Exercise
Each line below must be set down exactly; omit any image you find.

***** Record excerpts *****

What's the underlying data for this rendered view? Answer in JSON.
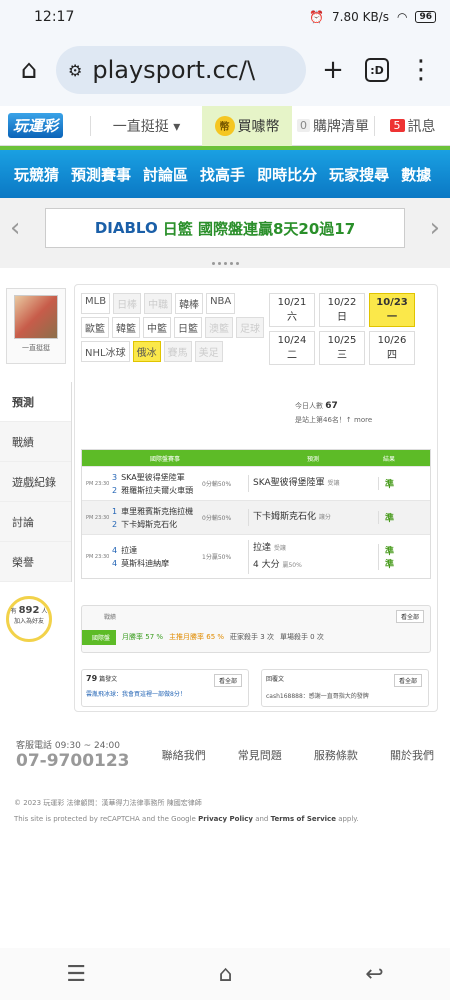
{
  "status": {
    "time": "12:17",
    "net": "7.80 KB/s",
    "battery": "96"
  },
  "browser": {
    "url": "playsport.cc/\\",
    "tab_count": ":D"
  },
  "topnav": {
    "logo": "玩運彩",
    "user": "一直挺挺 ▾",
    "coin": "買噱幣",
    "cart_count": "0",
    "cart": "購牌清單",
    "msg_count": "5",
    "msg": "訊息"
  },
  "mainnav": [
    "玩競猜",
    "預測賽事",
    "討論區",
    "找高手",
    "即時比分",
    "玩家搜尋",
    "數據"
  ],
  "banner": {
    "part1": "DIABLO",
    "part2": "日籃 國際盤連贏8天20過17"
  },
  "profile": {
    "name": "一直挺挺"
  },
  "sidetabs": [
    "預測",
    "戰績",
    "遊戲紀錄",
    "討論",
    "榮譽"
  ],
  "fans": {
    "pre": "有",
    "count": "892",
    "post": "人",
    "sub": "加入為好友"
  },
  "sports": [
    {
      "l": "MLB",
      "s": ""
    },
    {
      "l": "日棒",
      "s": "dim"
    },
    {
      "l": "中職",
      "s": "dim"
    },
    {
      "l": "韓棒",
      "s": ""
    },
    {
      "l": "NBA",
      "s": ""
    },
    {
      "l": "歐籃",
      "s": ""
    },
    {
      "l": "韓籃",
      "s": ""
    },
    {
      "l": "中籃",
      "s": ""
    },
    {
      "l": "日籃",
      "s": ""
    },
    {
      "l": "澳籃",
      "s": "dim"
    },
    {
      "l": "足球",
      "s": "dim"
    },
    {
      "l": "NHL冰球",
      "s": ""
    },
    {
      "l": "俄冰",
      "s": "sel"
    },
    {
      "l": "賽馬",
      "s": "dim"
    },
    {
      "l": "美足",
      "s": "dim"
    }
  ],
  "dates": [
    {
      "l": "10/21 六",
      "s": ""
    },
    {
      "l": "10/22 日",
      "s": ""
    },
    {
      "l": "10/23 一",
      "s": "sel"
    },
    {
      "l": "10/24 二",
      "s": ""
    },
    {
      "l": "10/25 三",
      "s": ""
    },
    {
      "l": "10/26 四",
      "s": ""
    }
  ],
  "today": {
    "label": "今日人數",
    "count": "67",
    "rank": "是站上第46名！↑ more"
  },
  "games_header": {
    "c1": "國際盤賽事",
    "c2": "預測",
    "c3": "結果"
  },
  "games": [
    {
      "time": "PM 23:30",
      "n1": "3",
      "t1": "SKA聖彼得堡陸軍",
      "n2": "2",
      "t2": "雅羅斯拉夫爾火車頭",
      "odds": "0分輸50%",
      "pick": "SKA聖彼得堡陸軍",
      "note": "受讓",
      "res": "準"
    },
    {
      "time": "PM 23:30",
      "n1": "1",
      "t1": "車里雅賓斯克拖拉機",
      "n2": "2",
      "t2": "下卡姆斯克石化",
      "odds": "0分輸50%",
      "pick": "下卡姆斯克石化",
      "note": "讓分",
      "res": "準"
    },
    {
      "time": "PM 23:30",
      "n1": "4",
      "t1": "拉達",
      "n2": "4",
      "t2": "莫斯科迪納摩",
      "odds": "1分贏50%",
      "pick": "拉達",
      "note": "受讓",
      "res": "準",
      "pick2": "4 大分",
      "note2": "贏50%",
      "res2": "準"
    }
  ],
  "stats": {
    "title": "戰績",
    "more": "看全部",
    "label": "國際盤",
    "v1": "月勝率 57 %",
    "v2": "主推月勝率 65 %",
    "v3": "莊家殺手 3 次",
    "v4": "單場殺手 0 次"
  },
  "lower": {
    "l_count": "79",
    "l_title": "篇發文",
    "l_more": "看全部",
    "l_item": "雲胤飛冰球：我會買這裡一部做8分！",
    "l_badge": "3",
    "r_title": "回覆文",
    "r_more": "看全部",
    "r_item": "cash168888：感謝一直哥指大的發牌"
  },
  "footer": {
    "phone_time": "客服電話 09:30 ~ 24:00",
    "phone": "07-9700123",
    "links": [
      "聯絡我們",
      "常見問題",
      "服務條款",
      "關於我們"
    ],
    "copy": "© 2023 玩運彩 法律顧問：漢華得力法律事務所 陳國宏律師",
    "recaptcha_pre": "This site is protected by reCAPTCHA and the Google",
    "pp": "Privacy Policy",
    "and": "and",
    "tos": "Terms of Service",
    "apply": "apply."
  },
  "colors": {
    "accent": "#0b78c4",
    "green": "#5dbb27",
    "highlight": "#fbe84a"
  }
}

*****

Completed exercise
What's the underlying data for this rendered view? Answer in JSON.
{
  "status": {
    "time": "12:17",
    "net": "7.80 KB/s",
    "battery": "96"
  },
  "browser": {
    "url": "playsport.cc/\\",
    "tab_count": ":D"
  },
  "topnav": {
    "logo": "玩運彩",
    "user": "一直挺挺 ▾",
    "coin": "買噱幣",
    "cart_count": "0",
    "cart": "購牌清單",
    "msg_count": "5",
    "msg": "訊息"
  },
  "mainnav": [
    "玩競猜",
    "預測賽事",
    "討論區",
    "找高手",
    "即時比分",
    "玩家搜尋",
    "數據"
  ],
  "banner": {
    "part1": "DIABLO",
    "part2": "日籃 國際盤連贏8天20過17"
  },
  "profile": {
    "name": "一直挺挺"
  },
  "sidetabs": [
    "預測",
    "戰績",
    "遊戲紀錄",
    "討論",
    "榮譽"
  ],
  "fans": {
    "pre": "有",
    "count": "892",
    "post": "人",
    "sub": "加入為好友"
  },
  "sports": [
    {
      "l": "MLB",
      "s": ""
    },
    {
      "l": "日棒",
      "s": "dim"
    },
    {
      "l": "中職",
      "s": "dim"
    },
    {
      "l": "韓棒",
      "s": ""
    },
    {
      "l": "NBA",
      "s": ""
    },
    {
      "l": "歐籃",
      "s": ""
    },
    {
      "l": "韓籃",
      "s": ""
    },
    {
      "l": "中籃",
      "s": ""
    },
    {
      "l": "日籃",
      "s": ""
    },
    {
      "l": "澳籃",
      "s": "dim"
    },
    {
      "l": "足球",
      "s": "dim"
    },
    {
      "l": "NHL冰球",
      "s": ""
    },
    {
      "l": "俄冰",
      "s": "sel"
    },
    {
      "l": "賽馬",
      "s": "dim"
    },
    {
      "l": "美足",
      "s": "dim"
    }
  ],
  "dates": [
    {
      "l": "10/21 六",
      "s": ""
    },
    {
      "l": "10/22 日",
      "s": ""
    },
    {
      "l": "10/23 一",
      "s": "sel"
    },
    {
      "l": "10/24 二",
      "s": ""
    },
    {
      "l": "10/25 三",
      "s": ""
    },
    {
      "l": "10/26 四",
      "s": ""
    }
  ],
  "today": {
    "label": "今日人數",
    "count": "67",
    "rank": "是站上第46名！↑ more"
  },
  "games_header": {
    "c1": "國際盤賽事",
    "c2": "預測",
    "c3": "結果"
  },
  "games": [
    {
      "time": "PM 23:30",
      "n1": "3",
      "t1": "SKA聖彼得堡陸軍",
      "n2": "2",
      "t2": "雅羅斯拉夫爾火車頭",
      "odds": "0分輸50%",
      "pick": "SKA聖彼得堡陸軍",
      "note": "受讓",
      "res": "準"
    },
    {
      "time": "PM 23:30",
      "n1": "1",
      "t1": "車里雅賓斯克拖拉機",
      "n2": "2",
      "t2": "下卡姆斯克石化",
      "odds": "0分輸50%",
      "pick": "下卡姆斯克石化",
      "note": "讓分",
      "res": "準"
    },
    {
      "time": "PM 23:30",
      "n1": "4",
      "t1": "拉達",
      "n2": "4",
      "t2": "莫斯科迪納摩",
      "odds": "1分贏50%",
      "pick": "拉達",
      "note": "受讓",
      "res": "準",
      "pick2": "4 大分",
      "note2": "贏50%",
      "res2": "準"
    }
  ],
  "stats": {
    "title": "戰績",
    "more": "看全部",
    "label": "國際盤",
    "v1": "月勝率 57 %",
    "v2": "主推月勝率 65 %",
    "v3": "莊家殺手 3 次",
    "v4": "單場殺手 0 次"
  },
  "lower": {
    "l_count": "79",
    "l_title": "篇發文",
    "l_more": "看全部",
    "l_item": "雲胤飛冰球：我會買這裡一部做8分！",
    "l_badge": "3",
    "r_title": "回覆文",
    "r_more": "看全部",
    "r_item": "cash168888：感謝一直哥指大的發牌"
  },
  "footer": {
    "phone_time": "客服電話 09:30 ~ 24:00",
    "phone": "07-9700123",
    "links": [
      "聯絡我們",
      "常見問題",
      "服務條款",
      "關於我們"
    ],
    "copy": "© 2023 玩運彩 法律顧問：漢華得力法律事務所 陳國宏律師",
    "recaptcha_pre": "This site is protected by reCAPTCHA and the Google",
    "pp": "Privacy Policy",
    "and": "and",
    "tos": "Terms of Service",
    "apply": "apply."
  },
  "colors": {
    "accent": "#0b78c4",
    "green": "#5dbb27",
    "highlight": "#fbe84a"
  }
}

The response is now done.